▶ **Data for this exercise**:
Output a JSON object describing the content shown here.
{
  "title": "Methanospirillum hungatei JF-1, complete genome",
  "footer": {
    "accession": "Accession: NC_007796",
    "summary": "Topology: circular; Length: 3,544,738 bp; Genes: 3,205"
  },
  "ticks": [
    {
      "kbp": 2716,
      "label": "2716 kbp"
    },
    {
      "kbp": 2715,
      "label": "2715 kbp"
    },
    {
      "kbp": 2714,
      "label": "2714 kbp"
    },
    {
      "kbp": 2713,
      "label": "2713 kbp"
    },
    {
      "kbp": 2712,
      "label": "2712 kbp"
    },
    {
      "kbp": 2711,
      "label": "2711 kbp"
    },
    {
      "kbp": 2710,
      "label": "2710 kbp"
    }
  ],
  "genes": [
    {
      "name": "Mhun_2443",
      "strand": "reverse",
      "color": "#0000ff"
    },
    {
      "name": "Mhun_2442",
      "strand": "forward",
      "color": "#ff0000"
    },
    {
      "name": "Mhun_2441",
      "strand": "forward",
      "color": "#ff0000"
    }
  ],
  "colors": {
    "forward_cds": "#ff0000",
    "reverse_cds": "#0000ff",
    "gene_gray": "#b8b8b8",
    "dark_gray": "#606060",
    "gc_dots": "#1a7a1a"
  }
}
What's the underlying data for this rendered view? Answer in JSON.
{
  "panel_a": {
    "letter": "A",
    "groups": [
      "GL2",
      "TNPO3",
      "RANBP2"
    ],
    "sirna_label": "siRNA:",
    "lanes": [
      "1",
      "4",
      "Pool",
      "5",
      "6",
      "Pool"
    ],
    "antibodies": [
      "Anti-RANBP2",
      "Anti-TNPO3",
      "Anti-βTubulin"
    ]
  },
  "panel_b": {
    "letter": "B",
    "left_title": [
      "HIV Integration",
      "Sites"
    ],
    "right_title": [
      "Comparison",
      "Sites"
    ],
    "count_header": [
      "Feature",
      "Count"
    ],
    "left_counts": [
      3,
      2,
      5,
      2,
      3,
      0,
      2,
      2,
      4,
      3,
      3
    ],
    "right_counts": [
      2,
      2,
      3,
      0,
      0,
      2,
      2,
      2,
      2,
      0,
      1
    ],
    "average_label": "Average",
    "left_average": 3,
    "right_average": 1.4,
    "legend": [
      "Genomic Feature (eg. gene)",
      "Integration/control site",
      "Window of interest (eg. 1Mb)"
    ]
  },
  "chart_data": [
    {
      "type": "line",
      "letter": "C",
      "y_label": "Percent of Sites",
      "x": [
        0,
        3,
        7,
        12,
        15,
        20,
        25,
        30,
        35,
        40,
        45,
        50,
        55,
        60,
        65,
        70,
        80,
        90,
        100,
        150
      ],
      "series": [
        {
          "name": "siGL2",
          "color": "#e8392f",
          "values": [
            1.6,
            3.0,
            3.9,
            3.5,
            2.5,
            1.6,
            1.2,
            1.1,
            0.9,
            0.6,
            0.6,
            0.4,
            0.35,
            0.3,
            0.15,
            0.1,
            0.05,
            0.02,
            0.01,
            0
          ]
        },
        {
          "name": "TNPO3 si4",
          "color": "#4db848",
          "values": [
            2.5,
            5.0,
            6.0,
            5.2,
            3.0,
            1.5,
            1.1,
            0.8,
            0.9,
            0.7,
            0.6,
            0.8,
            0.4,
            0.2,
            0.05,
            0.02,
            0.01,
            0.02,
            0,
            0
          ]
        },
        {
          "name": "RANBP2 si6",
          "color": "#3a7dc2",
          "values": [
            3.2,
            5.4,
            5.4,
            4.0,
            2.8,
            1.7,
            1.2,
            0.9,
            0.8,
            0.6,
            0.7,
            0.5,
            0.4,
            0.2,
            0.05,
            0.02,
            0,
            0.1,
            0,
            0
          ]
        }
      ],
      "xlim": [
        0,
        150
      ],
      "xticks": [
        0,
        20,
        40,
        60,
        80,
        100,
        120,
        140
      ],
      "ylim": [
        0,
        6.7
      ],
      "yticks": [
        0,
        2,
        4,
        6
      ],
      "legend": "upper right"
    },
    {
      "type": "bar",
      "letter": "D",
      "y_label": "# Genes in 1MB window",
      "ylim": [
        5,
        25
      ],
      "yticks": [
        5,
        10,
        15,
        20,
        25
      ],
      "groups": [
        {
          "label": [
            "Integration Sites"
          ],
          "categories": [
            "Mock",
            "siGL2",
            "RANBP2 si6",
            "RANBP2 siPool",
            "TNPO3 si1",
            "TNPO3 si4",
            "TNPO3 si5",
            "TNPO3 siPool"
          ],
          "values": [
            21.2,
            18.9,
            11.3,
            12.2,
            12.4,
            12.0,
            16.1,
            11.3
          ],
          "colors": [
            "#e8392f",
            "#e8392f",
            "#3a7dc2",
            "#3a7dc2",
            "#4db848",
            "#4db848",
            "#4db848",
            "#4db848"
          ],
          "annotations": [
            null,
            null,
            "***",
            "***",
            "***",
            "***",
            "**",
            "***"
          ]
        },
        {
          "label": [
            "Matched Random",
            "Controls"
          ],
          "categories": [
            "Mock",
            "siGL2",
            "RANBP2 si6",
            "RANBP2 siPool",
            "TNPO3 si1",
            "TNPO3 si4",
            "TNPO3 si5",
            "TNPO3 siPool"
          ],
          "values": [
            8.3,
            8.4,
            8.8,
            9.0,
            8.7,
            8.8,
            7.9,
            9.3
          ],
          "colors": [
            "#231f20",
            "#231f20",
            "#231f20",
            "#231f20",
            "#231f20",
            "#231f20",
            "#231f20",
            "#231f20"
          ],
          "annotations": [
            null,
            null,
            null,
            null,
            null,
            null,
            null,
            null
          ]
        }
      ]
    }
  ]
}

▶ **Requirement**:
The expected response is the full data, reproduced exactly.

▶ **Result of the exercise**:
Output a JSON object describing the content shown here.
{
  "title": "Methanospirillum hungatei JF-1, complete genome",
  "footer": {
    "accession": "Accession: NC_007796",
    "summary": "Topology: circular; Length: 3,544,738 bp; Genes: 3,205"
  },
  "ticks": [
    {
      "kbp": 2716,
      "label": "2716 kbp"
    },
    {
      "kbp": 2715,
      "label": "2715 kbp"
    },
    {
      "kbp": 2714,
      "label": "2714 kbp"
    },
    {
      "kbp": 2713,
      "label": "2713 kbp"
    },
    {
      "kbp": 2712,
      "label": "2712 kbp"
    },
    {
      "kbp": 2711,
      "label": "2711 kbp"
    },
    {
      "kbp": 2710,
      "label": "2710 kbp"
    }
  ],
  "genes": [
    {
      "name": "Mhun_2443",
      "strand": "reverse",
      "color": "#0000ff"
    },
    {
      "name": "Mhun_2442",
      "strand": "forward",
      "color": "#ff0000"
    },
    {
      "name": "Mhun_2441",
      "strand": "forward",
      "color": "#ff0000"
    }
  ],
  "colors": {
    "forward_cds": "#ff0000",
    "reverse_cds": "#0000ff",
    "gene_gray": "#b8b8b8",
    "dark_gray": "#606060",
    "gc_dots": "#1a7a1a"
  }
}
What's the underlying data for this rendered view? Answer in JSON.
{
  "panel_a": {
    "letter": "A",
    "groups": [
      "GL2",
      "TNPO3",
      "RANBP2"
    ],
    "sirna_label": "siRNA:",
    "lanes": [
      "1",
      "4",
      "Pool",
      "5",
      "6",
      "Pool"
    ],
    "antibodies": [
      "Anti-RANBP2",
      "Anti-TNPO3",
      "Anti-βTubulin"
    ]
  },
  "panel_b": {
    "letter": "B",
    "left_title": [
      "HIV Integration",
      "Sites"
    ],
    "right_title": [
      "Comparison",
      "Sites"
    ],
    "count_header": [
      "Feature",
      "Count"
    ],
    "left_counts": [
      3,
      2,
      5,
      2,
      3,
      0,
      2,
      2,
      4,
      3,
      3
    ],
    "right_counts": [
      2,
      2,
      3,
      0,
      0,
      2,
      2,
      2,
      2,
      0,
      1
    ],
    "average_label": "Average",
    "left_average": 3,
    "right_average": 1.4,
    "legend": [
      "Genomic Feature (eg. gene)",
      "Integration/control site",
      "Window of interest (eg. 1Mb)"
    ]
  },
  "chart_data": [
    {
      "type": "line",
      "letter": "C",
      "y_label": "Percent of Sites",
      "x": [
        0,
        3,
        7,
        12,
        15,
        20,
        25,
        30,
        35,
        40,
        45,
        50,
        55,
        60,
        65,
        70,
        80,
        90,
        100,
        150
      ],
      "series": [
        {
          "name": "siGL2",
          "color": "#e8392f",
          "values": [
            1.6,
            3.0,
            3.9,
            3.5,
            2.5,
            1.6,
            1.2,
            1.1,
            0.9,
            0.6,
            0.6,
            0.4,
            0.35,
            0.3,
            0.15,
            0.1,
            0.05,
            0.02,
            0.01,
            0
          ]
        },
        {
          "name": "TNPO3 si4",
          "color": "#4db848",
          "values": [
            2.5,
            5.0,
            6.0,
            5.2,
            3.0,
            1.5,
            1.1,
            0.8,
            0.9,
            0.7,
            0.6,
            0.8,
            0.4,
            0.2,
            0.05,
            0.02,
            0.01,
            0.02,
            0,
            0
          ]
        },
        {
          "name": "RANBP2 si6",
          "color": "#3a7dc2",
          "values": [
            3.2,
            5.4,
            5.4,
            4.0,
            2.8,
            1.7,
            1.2,
            0.9,
            0.8,
            0.6,
            0.7,
            0.5,
            0.4,
            0.2,
            0.05,
            0.02,
            0,
            0.1,
            0,
            0
          ]
        }
      ],
      "xlim": [
        0,
        150
      ],
      "xticks": [
        0,
        20,
        40,
        60,
        80,
        100,
        120,
        140
      ],
      "ylim": [
        0,
        6.7
      ],
      "yticks": [
        0,
        2,
        4,
        6
      ],
      "legend": "upper right"
    },
    {
      "type": "bar",
      "letter": "D",
      "y_label": "# Genes in 1MB window",
      "ylim": [
        5,
        25
      ],
      "yticks": [
        5,
        10,
        15,
        20,
        25
      ],
      "groups": [
        {
          "label": [
            "Integration Sites"
          ],
          "categories": [
            "Mock",
            "siGL2",
            "RANBP2 si6",
            "RANBP2 siPool",
            "TNPO3 si1",
            "TNPO3 si4",
            "TNPO3 si5",
            "TNPO3 siPool"
          ],
          "values": [
            21.2,
            18.9,
            11.3,
            12.2,
            12.4,
            12.0,
            16.1,
            11.3
          ],
          "colors": [
            "#e8392f",
            "#e8392f",
            "#3a7dc2",
            "#3a7dc2",
            "#4db848",
            "#4db848",
            "#4db848",
            "#4db848"
          ],
          "annotations": [
            null,
            null,
            "***",
            "***",
            "***",
            "***",
            "**",
            "***"
          ]
        },
        {
          "label": [
            "Matched Random",
            "Controls"
          ],
          "categories": [
            "Mock",
            "siGL2",
            "RANBP2 si6",
            "RANBP2 siPool",
            "TNPO3 si1",
            "TNPO3 si4",
            "TNPO3 si5",
            "TNPO3 siPool"
          ],
          "values": [
            8.3,
            8.4,
            8.8,
            9.0,
            8.7,
            8.8,
            7.9,
            9.3
          ],
          "colors": [
            "#231f20",
            "#231f20",
            "#231f20",
            "#231f20",
            "#231f20",
            "#231f20",
            "#231f20",
            "#231f20"
          ],
          "annotations": [
            null,
            null,
            null,
            null,
            null,
            null,
            null,
            null
          ]
        }
      ]
    }
  ]
}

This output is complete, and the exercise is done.